→ Written exercise
The complete listing should be restated exactly.

— start of Dataset —

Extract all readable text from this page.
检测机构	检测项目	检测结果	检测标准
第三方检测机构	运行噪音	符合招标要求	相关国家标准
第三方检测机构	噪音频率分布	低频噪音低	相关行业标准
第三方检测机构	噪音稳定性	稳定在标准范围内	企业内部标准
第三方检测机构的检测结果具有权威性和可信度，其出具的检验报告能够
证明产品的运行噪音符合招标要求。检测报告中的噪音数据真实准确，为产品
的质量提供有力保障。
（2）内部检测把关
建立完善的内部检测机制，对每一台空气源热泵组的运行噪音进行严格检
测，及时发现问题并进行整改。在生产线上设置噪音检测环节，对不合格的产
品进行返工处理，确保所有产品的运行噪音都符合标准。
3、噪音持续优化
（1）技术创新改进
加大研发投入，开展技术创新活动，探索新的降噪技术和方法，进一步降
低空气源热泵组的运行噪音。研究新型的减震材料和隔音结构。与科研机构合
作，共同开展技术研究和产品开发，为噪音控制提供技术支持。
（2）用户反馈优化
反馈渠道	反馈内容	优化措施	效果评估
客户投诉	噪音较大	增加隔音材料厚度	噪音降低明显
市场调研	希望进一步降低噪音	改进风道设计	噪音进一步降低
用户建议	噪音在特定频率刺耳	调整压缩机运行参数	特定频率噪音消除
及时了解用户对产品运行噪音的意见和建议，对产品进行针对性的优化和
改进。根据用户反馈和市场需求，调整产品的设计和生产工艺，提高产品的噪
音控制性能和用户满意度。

— end of Dataset —

→ Full answer
Extract all readable text from this page.
检测机构	检测项目	检测结果	检测标准
第三方检测机构	运行噪音	符合招标要求	相关国家标准
第三方检测机构	噪音频率分布	低频噪音低	相关行业标准
第三方检测机构	噪音稳定性	稳定在标准范围内	企业内部标准
第三方检测机构的检测结果具有权威性和可信度，其出具的检验报告能够
证明产品的运行噪音符合招标要求。检测报告中的噪音数据真实准确，为产品
的质量提供有力保障。
（2）内部检测把关
建立完善的内部检测机制，对每一台空气源热泵组的运行噪音进行严格检
测，及时发现问题并进行整改。在生产线上设置噪音检测环节，对不合格的产
品进行返工处理，确保所有产品的运行噪音都符合标准。
3、噪音持续优化
（1）技术创新改进
加大研发投入，开展技术创新活动，探索新的降噪技术和方法，进一步降
低空气源热泵组的运行噪音。研究新型的减震材料和隔音结构。与科研机构合
作，共同开展技术研究和产品开发，为噪音控制提供技术支持。
（2）用户反馈优化
反馈渠道	反馈内容	优化措施	效果评估
客户投诉	噪音较大	增加隔音材料厚度	噪音降低明显
市场调研	希望进一步降低噪音	改进风道设计	噪音进一步降低
用户建议	噪音在特定频率刺耳	调整压缩机运行参数	特定频率噪音消除
及时了解用户对产品运行噪音的意见和建议，对产品进行针对性的优化和
改进。根据用户反馈和市场需求，调整产品的设计和生产工艺，提高产品的噪
音控制性能和用户满意度。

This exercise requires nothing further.